§ Given exercise
Gather all lines in the entries that include the word "Spectral".

§ Input rows

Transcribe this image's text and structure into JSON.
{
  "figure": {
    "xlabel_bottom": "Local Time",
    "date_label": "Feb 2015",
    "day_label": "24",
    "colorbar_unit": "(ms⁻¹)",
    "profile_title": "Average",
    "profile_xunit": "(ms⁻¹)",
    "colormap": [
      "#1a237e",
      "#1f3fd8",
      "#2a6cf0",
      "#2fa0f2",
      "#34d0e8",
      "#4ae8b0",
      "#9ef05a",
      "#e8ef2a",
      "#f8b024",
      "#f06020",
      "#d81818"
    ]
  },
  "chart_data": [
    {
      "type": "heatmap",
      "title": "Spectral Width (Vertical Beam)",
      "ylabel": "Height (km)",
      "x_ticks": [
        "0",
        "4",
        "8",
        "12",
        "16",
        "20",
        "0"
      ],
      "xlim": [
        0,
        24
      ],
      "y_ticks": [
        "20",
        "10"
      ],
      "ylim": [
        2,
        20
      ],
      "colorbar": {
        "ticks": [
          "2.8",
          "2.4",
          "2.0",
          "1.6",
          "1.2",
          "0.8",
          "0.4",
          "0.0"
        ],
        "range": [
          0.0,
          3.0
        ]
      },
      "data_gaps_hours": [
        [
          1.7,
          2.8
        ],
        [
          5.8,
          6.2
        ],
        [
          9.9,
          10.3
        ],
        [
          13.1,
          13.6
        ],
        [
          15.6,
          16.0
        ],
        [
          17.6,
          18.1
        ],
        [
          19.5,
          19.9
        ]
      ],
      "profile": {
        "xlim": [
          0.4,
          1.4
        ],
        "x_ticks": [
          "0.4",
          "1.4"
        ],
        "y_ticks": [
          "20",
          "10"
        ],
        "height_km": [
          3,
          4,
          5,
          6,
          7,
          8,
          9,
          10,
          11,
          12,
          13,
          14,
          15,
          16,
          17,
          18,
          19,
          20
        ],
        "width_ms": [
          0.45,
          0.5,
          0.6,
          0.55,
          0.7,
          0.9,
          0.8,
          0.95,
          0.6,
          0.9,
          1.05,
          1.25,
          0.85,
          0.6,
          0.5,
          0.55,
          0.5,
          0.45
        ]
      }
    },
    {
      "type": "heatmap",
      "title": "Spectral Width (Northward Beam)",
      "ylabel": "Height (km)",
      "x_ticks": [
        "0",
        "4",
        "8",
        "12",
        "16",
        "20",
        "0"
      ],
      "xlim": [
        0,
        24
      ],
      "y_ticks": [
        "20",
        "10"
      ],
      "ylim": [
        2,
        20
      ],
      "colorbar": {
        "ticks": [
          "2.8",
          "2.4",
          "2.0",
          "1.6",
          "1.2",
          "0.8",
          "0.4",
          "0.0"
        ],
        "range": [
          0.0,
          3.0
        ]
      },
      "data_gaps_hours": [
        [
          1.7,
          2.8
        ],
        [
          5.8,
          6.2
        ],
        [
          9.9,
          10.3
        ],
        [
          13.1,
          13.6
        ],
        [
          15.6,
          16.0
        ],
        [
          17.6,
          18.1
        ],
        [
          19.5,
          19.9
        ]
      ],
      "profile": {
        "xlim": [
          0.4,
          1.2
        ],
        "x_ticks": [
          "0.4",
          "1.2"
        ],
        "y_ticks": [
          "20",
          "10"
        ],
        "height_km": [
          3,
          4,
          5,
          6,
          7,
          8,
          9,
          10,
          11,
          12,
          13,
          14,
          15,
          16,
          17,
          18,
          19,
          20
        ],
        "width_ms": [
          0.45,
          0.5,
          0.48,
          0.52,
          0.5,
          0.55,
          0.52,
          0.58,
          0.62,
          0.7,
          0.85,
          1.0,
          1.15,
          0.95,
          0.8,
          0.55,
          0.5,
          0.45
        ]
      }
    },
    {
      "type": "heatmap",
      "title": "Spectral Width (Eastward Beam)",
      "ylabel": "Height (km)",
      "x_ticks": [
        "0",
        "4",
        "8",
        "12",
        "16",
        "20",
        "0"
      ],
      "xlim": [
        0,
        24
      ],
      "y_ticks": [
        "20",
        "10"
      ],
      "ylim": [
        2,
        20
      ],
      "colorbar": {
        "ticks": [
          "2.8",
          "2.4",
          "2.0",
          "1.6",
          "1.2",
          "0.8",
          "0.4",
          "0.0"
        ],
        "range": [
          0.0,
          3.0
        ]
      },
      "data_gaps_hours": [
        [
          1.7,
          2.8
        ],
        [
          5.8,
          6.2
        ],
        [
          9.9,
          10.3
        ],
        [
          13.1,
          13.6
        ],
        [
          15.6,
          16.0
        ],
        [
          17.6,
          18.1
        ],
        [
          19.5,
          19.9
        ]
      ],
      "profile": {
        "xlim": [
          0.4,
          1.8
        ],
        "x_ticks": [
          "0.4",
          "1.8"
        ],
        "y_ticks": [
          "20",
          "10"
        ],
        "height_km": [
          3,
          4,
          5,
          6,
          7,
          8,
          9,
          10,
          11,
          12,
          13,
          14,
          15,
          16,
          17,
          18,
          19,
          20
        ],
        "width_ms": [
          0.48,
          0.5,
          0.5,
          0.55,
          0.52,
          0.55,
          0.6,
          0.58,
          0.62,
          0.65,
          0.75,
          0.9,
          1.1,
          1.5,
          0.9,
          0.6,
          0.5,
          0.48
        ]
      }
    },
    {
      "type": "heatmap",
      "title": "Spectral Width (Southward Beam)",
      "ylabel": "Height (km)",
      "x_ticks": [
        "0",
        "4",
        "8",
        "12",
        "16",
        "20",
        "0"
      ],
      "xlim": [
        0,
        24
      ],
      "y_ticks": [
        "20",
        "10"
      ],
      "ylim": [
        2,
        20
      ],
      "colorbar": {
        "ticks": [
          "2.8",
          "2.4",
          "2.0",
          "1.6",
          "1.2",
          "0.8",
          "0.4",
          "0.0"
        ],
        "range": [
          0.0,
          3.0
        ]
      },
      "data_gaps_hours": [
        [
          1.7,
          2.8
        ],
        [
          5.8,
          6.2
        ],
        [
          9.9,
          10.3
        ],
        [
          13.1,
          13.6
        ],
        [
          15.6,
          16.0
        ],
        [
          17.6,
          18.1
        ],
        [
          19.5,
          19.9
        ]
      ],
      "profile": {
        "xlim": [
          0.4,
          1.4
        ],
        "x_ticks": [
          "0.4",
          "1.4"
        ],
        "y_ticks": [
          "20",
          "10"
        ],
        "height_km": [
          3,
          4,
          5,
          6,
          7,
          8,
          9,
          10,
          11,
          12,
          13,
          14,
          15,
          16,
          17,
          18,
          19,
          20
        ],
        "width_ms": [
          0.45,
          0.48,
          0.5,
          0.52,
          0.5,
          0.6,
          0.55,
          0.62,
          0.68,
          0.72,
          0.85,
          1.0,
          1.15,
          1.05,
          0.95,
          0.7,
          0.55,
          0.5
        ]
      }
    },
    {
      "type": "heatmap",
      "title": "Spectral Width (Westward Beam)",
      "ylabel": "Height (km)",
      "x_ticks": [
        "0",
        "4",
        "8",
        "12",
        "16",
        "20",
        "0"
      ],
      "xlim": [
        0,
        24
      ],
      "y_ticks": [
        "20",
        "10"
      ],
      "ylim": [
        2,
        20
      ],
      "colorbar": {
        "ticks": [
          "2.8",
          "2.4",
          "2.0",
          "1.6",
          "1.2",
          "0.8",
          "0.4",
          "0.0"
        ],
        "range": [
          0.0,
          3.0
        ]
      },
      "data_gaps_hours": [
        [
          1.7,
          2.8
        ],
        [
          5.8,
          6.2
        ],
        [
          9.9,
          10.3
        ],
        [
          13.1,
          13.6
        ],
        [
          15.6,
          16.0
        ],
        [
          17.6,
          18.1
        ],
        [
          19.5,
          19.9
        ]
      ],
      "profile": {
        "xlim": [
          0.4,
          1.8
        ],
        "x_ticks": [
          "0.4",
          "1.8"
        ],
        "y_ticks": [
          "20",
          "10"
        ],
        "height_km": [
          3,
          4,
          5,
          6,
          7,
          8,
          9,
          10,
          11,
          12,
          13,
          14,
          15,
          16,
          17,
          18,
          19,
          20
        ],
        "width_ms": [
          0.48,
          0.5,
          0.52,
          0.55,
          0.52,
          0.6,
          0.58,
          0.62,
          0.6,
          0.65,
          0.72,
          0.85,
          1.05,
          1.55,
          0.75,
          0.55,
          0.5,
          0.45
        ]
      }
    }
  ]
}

§ Result
      "title": "Spectral Width (Vertical Beam)",
      "title": "Spectral Width (Northward Beam)",
      "title": "Spectral Width (Eastward Beam)",
      "title": "Spectral Width (Southward Beam)",
      "title": "Spectral Width (Westward Beam)",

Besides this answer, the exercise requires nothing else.